-- start --

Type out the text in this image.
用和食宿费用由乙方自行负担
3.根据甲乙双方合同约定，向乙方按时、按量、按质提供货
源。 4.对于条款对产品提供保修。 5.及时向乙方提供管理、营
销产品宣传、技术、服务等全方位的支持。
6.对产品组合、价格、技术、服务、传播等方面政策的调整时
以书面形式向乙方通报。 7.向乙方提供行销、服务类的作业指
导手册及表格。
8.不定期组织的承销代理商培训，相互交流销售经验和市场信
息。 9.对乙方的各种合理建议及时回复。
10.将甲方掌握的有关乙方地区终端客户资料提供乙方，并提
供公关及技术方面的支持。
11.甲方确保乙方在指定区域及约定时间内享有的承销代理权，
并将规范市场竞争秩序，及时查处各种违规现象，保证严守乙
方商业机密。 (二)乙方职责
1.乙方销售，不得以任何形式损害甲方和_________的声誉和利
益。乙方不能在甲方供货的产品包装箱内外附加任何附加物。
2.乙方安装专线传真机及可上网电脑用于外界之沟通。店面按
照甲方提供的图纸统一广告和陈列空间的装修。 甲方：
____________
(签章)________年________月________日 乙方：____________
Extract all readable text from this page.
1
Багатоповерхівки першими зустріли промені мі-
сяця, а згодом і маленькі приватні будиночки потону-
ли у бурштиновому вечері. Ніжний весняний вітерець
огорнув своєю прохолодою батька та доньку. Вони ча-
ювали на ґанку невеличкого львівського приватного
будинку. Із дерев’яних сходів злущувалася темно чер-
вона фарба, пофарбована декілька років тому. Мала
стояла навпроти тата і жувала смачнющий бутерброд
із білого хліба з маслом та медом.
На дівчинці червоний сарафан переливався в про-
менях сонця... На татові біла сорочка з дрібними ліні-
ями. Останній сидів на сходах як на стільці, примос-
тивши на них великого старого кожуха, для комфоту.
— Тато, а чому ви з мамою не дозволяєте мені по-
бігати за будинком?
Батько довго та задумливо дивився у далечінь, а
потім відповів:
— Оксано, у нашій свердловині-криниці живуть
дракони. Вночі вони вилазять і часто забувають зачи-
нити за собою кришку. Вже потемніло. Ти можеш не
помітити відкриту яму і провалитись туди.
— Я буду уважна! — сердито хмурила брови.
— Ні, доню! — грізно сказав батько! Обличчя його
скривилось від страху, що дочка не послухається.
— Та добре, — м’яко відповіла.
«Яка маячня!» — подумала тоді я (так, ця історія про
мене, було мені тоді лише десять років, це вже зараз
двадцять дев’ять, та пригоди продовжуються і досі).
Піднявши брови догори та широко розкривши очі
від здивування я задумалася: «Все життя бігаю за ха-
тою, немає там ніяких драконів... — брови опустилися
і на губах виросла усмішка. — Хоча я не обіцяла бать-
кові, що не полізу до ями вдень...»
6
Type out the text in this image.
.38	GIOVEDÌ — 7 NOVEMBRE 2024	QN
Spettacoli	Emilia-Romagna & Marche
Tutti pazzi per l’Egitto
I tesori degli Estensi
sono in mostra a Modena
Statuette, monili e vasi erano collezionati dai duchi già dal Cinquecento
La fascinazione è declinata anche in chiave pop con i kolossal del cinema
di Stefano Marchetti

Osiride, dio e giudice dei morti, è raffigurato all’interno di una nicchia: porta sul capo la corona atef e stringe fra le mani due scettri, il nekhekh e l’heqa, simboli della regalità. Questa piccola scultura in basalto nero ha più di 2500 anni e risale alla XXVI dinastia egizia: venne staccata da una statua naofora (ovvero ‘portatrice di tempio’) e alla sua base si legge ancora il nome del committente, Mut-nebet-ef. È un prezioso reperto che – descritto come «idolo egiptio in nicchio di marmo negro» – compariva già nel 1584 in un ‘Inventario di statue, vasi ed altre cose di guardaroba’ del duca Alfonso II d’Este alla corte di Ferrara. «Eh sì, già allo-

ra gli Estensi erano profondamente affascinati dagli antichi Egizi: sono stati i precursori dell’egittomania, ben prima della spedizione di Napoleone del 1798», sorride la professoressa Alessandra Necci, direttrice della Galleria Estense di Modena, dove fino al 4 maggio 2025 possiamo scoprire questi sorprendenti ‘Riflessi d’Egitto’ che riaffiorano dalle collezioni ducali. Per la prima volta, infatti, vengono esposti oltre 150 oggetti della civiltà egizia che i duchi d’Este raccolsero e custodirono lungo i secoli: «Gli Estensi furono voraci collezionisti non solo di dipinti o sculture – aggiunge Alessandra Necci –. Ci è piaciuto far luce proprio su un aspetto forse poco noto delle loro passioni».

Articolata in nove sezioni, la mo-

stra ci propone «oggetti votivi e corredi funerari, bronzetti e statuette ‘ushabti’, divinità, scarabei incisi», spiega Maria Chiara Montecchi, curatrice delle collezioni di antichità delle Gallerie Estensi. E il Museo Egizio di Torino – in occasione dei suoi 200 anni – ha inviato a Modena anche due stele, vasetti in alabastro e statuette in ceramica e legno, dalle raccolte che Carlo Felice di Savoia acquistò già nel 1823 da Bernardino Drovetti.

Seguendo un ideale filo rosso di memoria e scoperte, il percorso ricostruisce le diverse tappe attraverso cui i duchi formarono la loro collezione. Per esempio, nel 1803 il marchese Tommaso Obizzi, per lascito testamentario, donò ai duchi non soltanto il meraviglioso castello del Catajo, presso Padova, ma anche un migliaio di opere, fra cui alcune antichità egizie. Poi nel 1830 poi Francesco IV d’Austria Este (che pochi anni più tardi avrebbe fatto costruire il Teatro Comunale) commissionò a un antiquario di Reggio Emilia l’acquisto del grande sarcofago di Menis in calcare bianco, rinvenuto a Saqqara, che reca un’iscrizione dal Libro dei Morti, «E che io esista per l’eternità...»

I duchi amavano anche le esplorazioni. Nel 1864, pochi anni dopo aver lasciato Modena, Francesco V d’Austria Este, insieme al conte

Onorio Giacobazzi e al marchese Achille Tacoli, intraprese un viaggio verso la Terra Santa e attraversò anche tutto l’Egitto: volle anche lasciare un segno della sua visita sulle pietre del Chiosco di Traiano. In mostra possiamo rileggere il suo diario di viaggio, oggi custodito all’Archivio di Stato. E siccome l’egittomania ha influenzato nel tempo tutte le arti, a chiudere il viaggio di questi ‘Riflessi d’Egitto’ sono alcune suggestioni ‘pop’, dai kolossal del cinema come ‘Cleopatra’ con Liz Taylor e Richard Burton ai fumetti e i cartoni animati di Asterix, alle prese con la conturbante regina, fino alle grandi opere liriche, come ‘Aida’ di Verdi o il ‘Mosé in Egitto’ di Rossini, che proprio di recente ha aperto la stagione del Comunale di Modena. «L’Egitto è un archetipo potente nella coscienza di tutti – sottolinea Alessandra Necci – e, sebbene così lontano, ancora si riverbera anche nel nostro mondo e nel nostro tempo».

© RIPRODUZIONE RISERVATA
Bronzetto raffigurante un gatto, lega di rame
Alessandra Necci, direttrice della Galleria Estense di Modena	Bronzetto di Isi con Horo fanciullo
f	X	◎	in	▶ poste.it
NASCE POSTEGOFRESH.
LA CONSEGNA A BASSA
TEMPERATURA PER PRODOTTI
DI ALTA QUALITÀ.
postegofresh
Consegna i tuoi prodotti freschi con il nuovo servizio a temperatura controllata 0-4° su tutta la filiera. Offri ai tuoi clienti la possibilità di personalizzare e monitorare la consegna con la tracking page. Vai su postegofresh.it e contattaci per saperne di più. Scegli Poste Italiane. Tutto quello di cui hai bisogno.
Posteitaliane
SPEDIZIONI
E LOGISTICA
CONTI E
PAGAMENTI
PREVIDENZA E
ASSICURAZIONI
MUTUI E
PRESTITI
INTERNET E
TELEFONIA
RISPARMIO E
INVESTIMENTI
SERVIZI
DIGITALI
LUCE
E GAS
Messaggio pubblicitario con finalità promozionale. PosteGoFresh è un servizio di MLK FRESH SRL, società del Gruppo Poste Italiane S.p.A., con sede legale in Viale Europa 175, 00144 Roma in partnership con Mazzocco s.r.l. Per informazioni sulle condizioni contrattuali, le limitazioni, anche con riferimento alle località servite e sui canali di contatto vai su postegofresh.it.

-- end --

## Stated exercise
Isolate each line of the listing above that includes "Bronzetto". Copy it.

## Response to this exercise
Bronzetto raffigurante un gatto, lega di rame
Alessandra Necci, direttrice della Galleria Estense di Modena	Bronzetto di Isi con Horo fanciullo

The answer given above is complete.